Gather the lines from the material that contain "отобранных".

— start of Recorded data —

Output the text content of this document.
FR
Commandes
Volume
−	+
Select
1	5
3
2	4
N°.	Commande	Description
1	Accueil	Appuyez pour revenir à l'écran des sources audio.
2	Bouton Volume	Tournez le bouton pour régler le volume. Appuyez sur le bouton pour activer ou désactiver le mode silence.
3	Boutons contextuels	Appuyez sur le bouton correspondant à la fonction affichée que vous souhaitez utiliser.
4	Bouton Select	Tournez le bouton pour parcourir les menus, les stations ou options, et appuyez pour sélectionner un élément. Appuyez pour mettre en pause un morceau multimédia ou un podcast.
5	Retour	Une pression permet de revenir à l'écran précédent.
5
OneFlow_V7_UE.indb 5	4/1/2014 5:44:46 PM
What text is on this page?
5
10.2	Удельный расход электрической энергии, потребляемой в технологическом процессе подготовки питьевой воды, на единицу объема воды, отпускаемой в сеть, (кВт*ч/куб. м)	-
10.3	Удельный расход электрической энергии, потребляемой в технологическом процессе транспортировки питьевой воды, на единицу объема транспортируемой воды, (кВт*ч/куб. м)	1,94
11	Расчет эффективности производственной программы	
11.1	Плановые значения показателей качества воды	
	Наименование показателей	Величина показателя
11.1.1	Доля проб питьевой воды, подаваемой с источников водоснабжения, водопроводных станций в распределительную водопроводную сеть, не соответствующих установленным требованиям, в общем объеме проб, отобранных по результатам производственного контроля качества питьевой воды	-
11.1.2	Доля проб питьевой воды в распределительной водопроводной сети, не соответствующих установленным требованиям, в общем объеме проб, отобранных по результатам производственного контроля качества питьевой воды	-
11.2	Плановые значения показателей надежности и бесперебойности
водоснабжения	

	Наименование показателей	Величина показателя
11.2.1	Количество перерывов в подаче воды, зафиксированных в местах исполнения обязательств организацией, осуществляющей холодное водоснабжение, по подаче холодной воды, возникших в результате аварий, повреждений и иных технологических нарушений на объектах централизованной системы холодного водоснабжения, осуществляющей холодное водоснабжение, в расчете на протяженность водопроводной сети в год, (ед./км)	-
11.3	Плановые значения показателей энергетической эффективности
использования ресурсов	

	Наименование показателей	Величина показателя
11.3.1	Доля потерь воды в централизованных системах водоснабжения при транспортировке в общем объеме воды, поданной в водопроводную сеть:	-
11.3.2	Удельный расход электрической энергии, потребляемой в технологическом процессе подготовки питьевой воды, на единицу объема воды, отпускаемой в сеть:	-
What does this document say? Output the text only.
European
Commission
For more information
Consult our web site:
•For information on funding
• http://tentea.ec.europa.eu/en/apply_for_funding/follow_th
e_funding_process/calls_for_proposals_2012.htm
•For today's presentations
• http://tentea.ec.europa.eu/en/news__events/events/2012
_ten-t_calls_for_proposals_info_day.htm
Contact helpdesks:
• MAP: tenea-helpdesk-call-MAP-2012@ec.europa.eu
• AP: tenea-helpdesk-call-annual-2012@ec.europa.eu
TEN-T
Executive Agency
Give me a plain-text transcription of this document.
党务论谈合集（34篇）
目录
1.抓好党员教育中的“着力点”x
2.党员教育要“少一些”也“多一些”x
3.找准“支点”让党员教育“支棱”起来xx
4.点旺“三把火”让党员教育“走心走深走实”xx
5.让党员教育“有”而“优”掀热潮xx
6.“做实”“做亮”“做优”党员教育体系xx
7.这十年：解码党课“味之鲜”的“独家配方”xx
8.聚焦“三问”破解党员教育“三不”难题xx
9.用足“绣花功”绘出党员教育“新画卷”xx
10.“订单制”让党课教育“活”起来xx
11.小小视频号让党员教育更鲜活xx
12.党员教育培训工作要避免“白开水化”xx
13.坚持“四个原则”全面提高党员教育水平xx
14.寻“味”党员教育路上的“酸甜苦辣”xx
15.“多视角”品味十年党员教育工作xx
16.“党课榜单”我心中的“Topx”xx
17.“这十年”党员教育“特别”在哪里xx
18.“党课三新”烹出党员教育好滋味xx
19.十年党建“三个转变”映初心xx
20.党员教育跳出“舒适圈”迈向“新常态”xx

— end of Recorded data —

### Task response:
11.1.1	Доля проб питьевой воды, подаваемой с источников водоснабжения, водопроводных станций в распределительную водопроводную сеть, не соответствующих установленным требованиям, в общем объеме проб, отобранных по результатам производственного контроля качества питьевой воды	-
11.1.2	Доля проб питьевой воды в распределительной водопроводной сети, не соответствующих установленным требованиям, в общем объеме проб, отобранных по результатам производственного контроля качества питьевой воды	-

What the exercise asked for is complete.